Problem details: Isolate every line in the records below with "name" in it.

Data records:
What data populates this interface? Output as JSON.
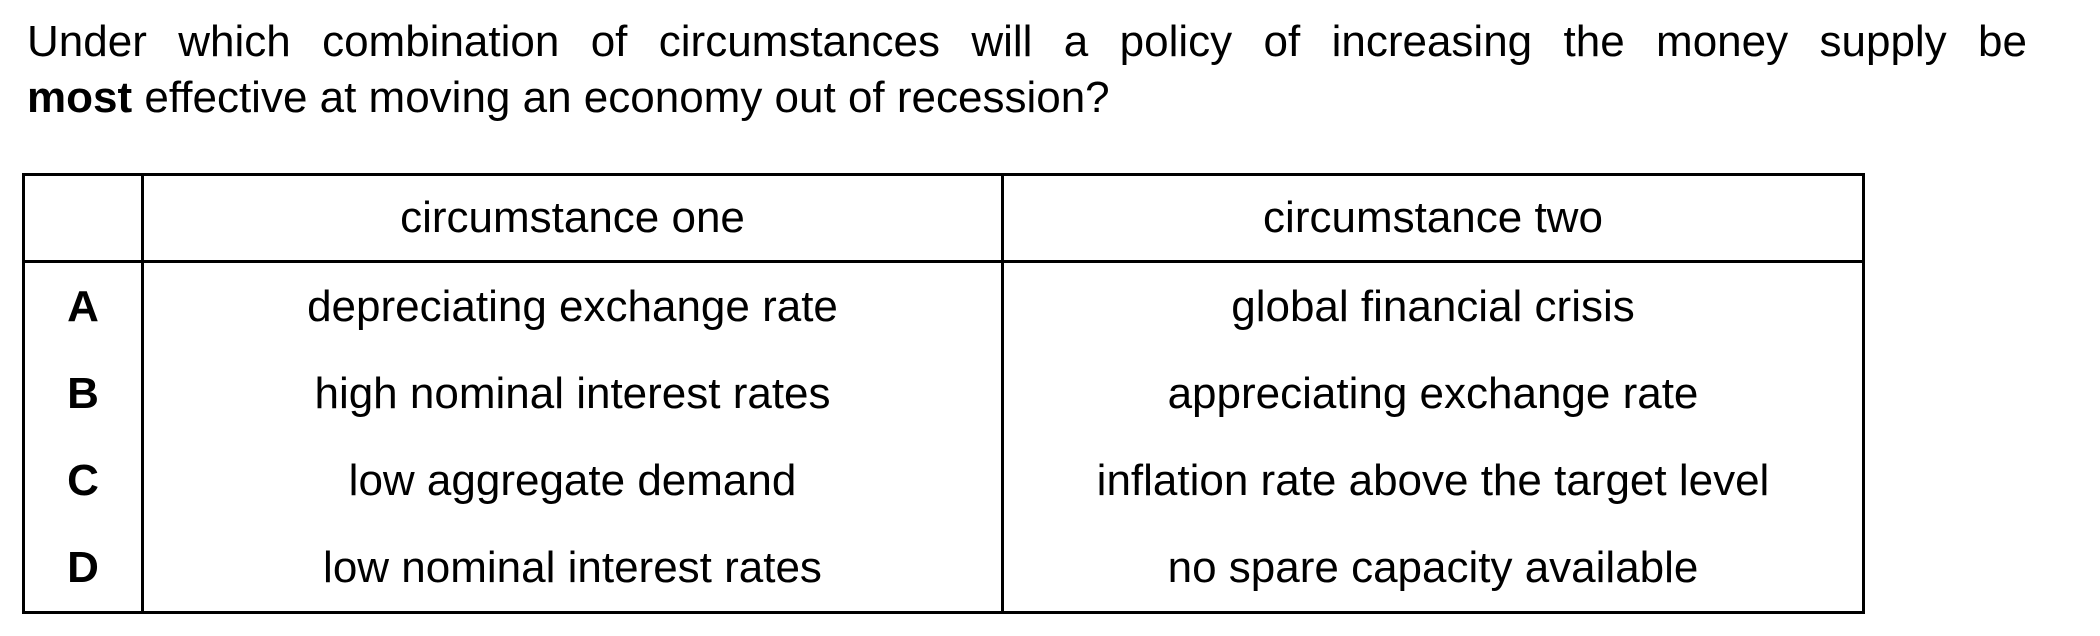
{
  "question": {
    "line1": "Under which combination of circumstances will a policy of increasing the money supply be",
    "emphasis": "most",
    "line2_rest": " effective at moving an economy out of recession?"
  },
  "table": {
    "headers": [
      "",
      "circumstance one",
      "circumstance two"
    ],
    "rows": [
      {
        "letter": "A",
        "one": "depreciating exchange rate",
        "two": "global financial crisis"
      },
      {
        "letter": "B",
        "one": "high nominal interest rates",
        "two": "appreciating exchange rate"
      },
      {
        "letter": "C",
        "one": "low aggregate demand",
        "two": "inflation rate above the target level"
      },
      {
        "letter": "D",
        "one": "low nominal interest rates",
        "two": "no spare capacity available"
      }
    ]
  }
}
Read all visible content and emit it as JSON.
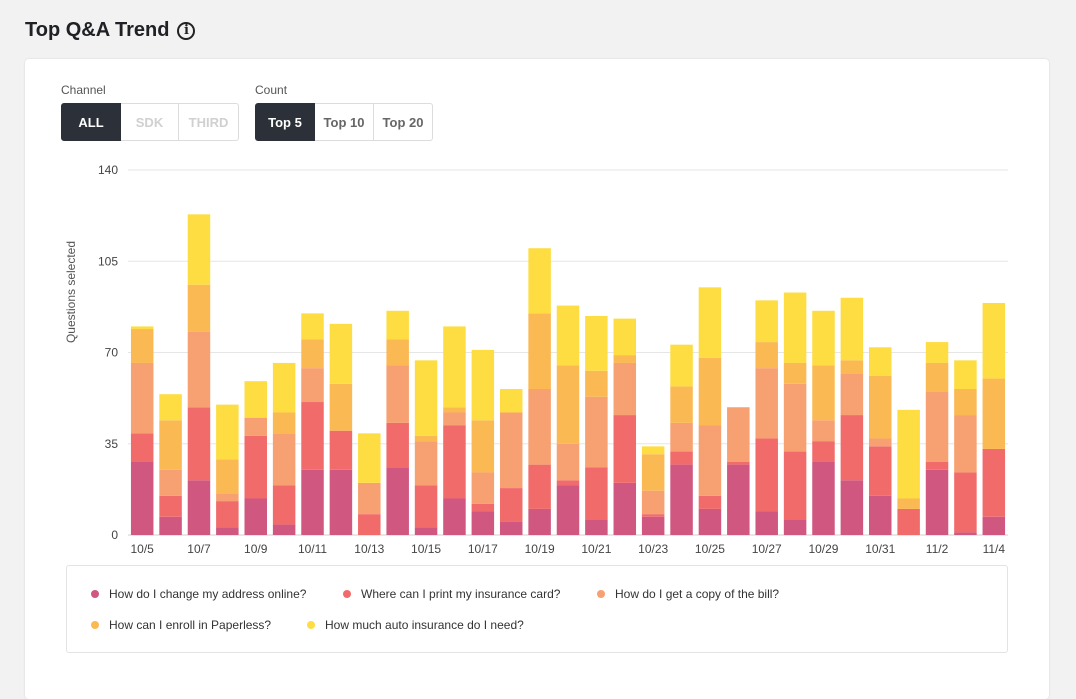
{
  "header": {
    "title": "Top Q&A Trend",
    "info_icon": "info-icon",
    "info_glyph": "i"
  },
  "filters": {
    "channel": {
      "label": "Channel",
      "options": [
        {
          "label": "ALL",
          "state": "active"
        },
        {
          "label": "SDK",
          "state": "disabled"
        },
        {
          "label": "THIRD",
          "state": "disabled"
        }
      ]
    },
    "count": {
      "label": "Count",
      "options": [
        {
          "label": "Top 5",
          "state": "active"
        },
        {
          "label": "Top 10",
          "state": "normal"
        },
        {
          "label": "Top 20",
          "state": "normal"
        }
      ]
    }
  },
  "chart_data": {
    "type": "bar",
    "stacked": true,
    "ylabel": "Questions selected",
    "ylim": [
      0,
      140
    ],
    "yticks": [
      0,
      35,
      70,
      105,
      140
    ],
    "grid": true,
    "legend_position": "bottom",
    "categories": [
      "10/5",
      "10/6",
      "10/7",
      "10/8",
      "10/9",
      "10/10",
      "10/11",
      "10/12",
      "10/13",
      "10/14",
      "10/15",
      "10/16",
      "10/17",
      "10/18",
      "10/19",
      "10/20",
      "10/21",
      "10/22",
      "10/23",
      "10/24",
      "10/25",
      "10/26",
      "10/27",
      "10/28",
      "10/29",
      "10/30",
      "10/31",
      "11/1",
      "11/2",
      "11/3",
      "11/4"
    ],
    "xtick_labels": [
      "10/5",
      "10/7",
      "10/9",
      "10/11",
      "10/13",
      "10/15",
      "10/17",
      "10/19",
      "10/21",
      "10/23",
      "10/25",
      "10/27",
      "10/29",
      "10/31",
      "11/2",
      "11/4"
    ],
    "series": [
      {
        "name": "How do I change my address online?",
        "color": "#cf5780",
        "values": [
          28,
          7,
          21,
          3,
          14,
          4,
          25,
          25,
          0,
          26,
          3,
          14,
          9,
          5,
          10,
          19,
          6,
          20,
          7,
          27,
          10,
          27,
          9,
          6,
          28,
          21,
          15,
          0,
          25,
          1,
          7
        ]
      },
      {
        "name": "Where can I print my insurance card?",
        "color": "#f26b6b",
        "values": [
          11,
          8,
          28,
          10,
          24,
          15,
          26,
          15,
          8,
          17,
          16,
          28,
          3,
          13,
          17,
          2,
          20,
          26,
          1,
          5,
          5,
          1,
          28,
          26,
          8,
          25,
          19,
          10,
          3,
          23,
          26
        ]
      },
      {
        "name": "How do I get a copy of the bill?",
        "color": "#f7a071",
        "values": [
          27,
          10,
          29,
          3,
          7,
          20,
          13,
          0,
          12,
          22,
          17,
          5,
          12,
          29,
          29,
          14,
          27,
          20,
          9,
          11,
          27,
          21,
          27,
          26,
          8,
          16,
          3,
          0,
          27,
          22,
          0
        ]
      },
      {
        "name": "How can I enroll in Paperless?",
        "color": "#fbb954",
        "values": [
          13,
          19,
          18,
          13,
          0,
          8,
          11,
          18,
          0,
          10,
          2,
          2,
          20,
          0,
          29,
          30,
          10,
          3,
          14,
          14,
          26,
          0,
          10,
          8,
          21,
          5,
          24,
          4,
          11,
          10,
          27
        ]
      },
      {
        "name": "How much auto insurance do I need?",
        "color": "#fedd43",
        "values": [
          1,
          10,
          27,
          21,
          14,
          19,
          10,
          23,
          19,
          11,
          29,
          31,
          27,
          9,
          25,
          23,
          21,
          14,
          3,
          16,
          27,
          0,
          16,
          27,
          21,
          24,
          11,
          34,
          8,
          11,
          29
        ]
      }
    ]
  }
}
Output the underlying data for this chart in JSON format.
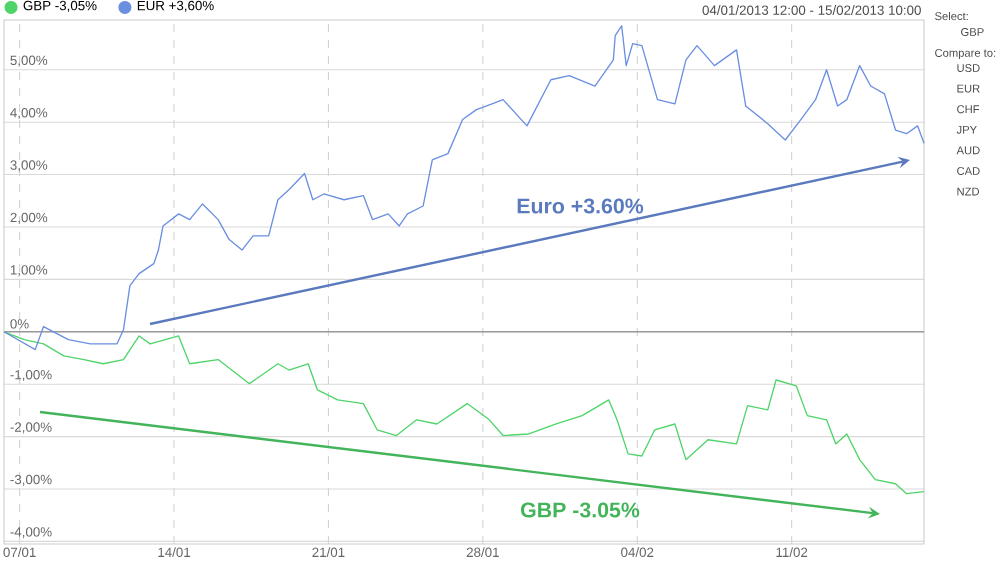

Output for this exercise:
        "name": "How do I change my address online?",
        "name": "Where can I print my insurance card?",
        "name": "How do I get a copy of the bill?",
        "name": "How can I enroll in Paperless?",
        "name": "How much auto insurance do I need?",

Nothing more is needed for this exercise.